TEXT BLOCK —
"Captain America: The Winter Soldier" is a better-than-average Marvel superhero bash, intriguingly plotted and pretty clever in its speculations about 21st-century life for Steve Rogers, aka Captain America, the greatest of the Greatest Generation warriors, as he contends with contemporary American geopolitical ideals run amok.
The movie does its duty. It's a reliable commodity, delivered efficiently and well, like pizza. In its frenzied action style and overall visual approach, the film is interestingly different from the first "Captain America," my favorite of the Marvel franchisees alongside the first "Iron Man," which has been carbon-dated to a time when Robert Downey Jr. seemed like novel casting. But I'd be lying if I said I enjoyed "Captain America" 2 as much as I did "Captain America" the first.

RECORD EXCERPTS —
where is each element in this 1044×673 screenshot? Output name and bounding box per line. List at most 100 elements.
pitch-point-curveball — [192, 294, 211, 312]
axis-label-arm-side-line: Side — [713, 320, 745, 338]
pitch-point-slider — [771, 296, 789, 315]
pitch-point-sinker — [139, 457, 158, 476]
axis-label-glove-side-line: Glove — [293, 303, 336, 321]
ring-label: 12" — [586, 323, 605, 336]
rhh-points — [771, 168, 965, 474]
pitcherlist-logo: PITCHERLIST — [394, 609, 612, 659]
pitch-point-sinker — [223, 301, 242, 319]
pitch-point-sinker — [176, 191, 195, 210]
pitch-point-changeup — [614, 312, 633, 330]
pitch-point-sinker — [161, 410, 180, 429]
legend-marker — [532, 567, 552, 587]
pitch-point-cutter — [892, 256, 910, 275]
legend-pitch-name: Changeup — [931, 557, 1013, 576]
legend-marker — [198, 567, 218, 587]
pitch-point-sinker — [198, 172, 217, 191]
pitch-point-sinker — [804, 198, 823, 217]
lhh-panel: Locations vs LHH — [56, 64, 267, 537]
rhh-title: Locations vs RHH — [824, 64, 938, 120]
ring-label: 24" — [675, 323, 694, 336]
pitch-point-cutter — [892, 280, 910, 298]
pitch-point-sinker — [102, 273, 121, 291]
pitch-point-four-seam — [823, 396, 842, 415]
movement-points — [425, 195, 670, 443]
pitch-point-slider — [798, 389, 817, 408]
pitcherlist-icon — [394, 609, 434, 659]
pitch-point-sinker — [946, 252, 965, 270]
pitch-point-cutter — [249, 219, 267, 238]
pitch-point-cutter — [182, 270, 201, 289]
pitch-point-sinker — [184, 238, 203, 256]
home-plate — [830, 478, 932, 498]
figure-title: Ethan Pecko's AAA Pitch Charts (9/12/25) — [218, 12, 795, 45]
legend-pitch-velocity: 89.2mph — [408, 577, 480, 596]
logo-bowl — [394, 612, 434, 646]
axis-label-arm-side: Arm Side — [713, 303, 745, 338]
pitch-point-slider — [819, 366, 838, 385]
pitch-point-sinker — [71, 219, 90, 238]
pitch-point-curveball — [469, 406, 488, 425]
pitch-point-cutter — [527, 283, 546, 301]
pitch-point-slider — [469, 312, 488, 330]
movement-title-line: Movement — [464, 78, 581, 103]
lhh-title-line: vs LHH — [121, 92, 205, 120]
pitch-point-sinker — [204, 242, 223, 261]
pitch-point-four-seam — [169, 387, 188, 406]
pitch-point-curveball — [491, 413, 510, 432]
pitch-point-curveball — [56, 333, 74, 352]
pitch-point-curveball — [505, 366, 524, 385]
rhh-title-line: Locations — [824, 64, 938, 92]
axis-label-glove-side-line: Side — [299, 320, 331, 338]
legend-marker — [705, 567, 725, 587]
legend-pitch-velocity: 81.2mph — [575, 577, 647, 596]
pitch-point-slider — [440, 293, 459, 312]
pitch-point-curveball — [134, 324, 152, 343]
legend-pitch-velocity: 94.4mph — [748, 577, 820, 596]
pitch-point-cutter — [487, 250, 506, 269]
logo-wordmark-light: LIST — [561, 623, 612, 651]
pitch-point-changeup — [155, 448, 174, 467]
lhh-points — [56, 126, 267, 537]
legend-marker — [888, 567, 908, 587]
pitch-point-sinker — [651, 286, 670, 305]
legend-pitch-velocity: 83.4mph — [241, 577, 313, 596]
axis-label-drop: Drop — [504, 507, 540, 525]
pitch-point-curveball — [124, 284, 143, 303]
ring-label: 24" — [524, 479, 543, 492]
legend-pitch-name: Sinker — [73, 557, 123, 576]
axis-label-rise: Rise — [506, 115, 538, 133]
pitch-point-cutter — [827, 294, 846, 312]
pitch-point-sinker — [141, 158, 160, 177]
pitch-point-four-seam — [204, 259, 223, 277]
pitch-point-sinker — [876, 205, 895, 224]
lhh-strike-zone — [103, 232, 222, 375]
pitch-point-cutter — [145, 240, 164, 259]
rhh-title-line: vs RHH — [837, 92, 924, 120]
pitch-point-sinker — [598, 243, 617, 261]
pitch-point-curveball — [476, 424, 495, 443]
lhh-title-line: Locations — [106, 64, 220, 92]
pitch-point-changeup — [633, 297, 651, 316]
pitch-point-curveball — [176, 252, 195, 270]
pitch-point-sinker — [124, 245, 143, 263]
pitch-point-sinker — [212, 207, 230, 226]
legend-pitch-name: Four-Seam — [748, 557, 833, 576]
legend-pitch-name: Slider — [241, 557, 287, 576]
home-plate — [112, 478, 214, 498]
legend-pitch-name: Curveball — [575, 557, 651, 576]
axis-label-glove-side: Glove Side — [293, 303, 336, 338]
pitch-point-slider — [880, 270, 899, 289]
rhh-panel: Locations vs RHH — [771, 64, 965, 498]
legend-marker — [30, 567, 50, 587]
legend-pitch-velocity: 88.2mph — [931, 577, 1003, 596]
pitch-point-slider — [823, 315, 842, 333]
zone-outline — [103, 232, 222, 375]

TASK PROMPT — Copy out the Captain America review above word for word, keeping every line as it stands.

SOLUTION FOR THIS PROBLEM —
"Captain America: The Winter Soldier" is a better-than-average Marvel superhero bash, intriguingly plotted and pretty clever in its speculations about 21st-century life for Steve Rogers, aka Captain America, the greatest of the Greatest Generation warriors, as he contends with contemporary American geopolitical ideals run amok.
The movie does its duty. It's a reliable commodity, delivered efficiently and well, like pizza. In its frenzied action style and overall visual approach, the film is interestingly different from the first "Captain America," my favorite of the Marvel franchisees alongside the first "Iron Man," which has been carbon-dated to a time when Robert Downey Jr. seemed like novel casting. But I'd be lying if I said I enjoyed "Captain America" 2 as much as I did "Captain America" the first.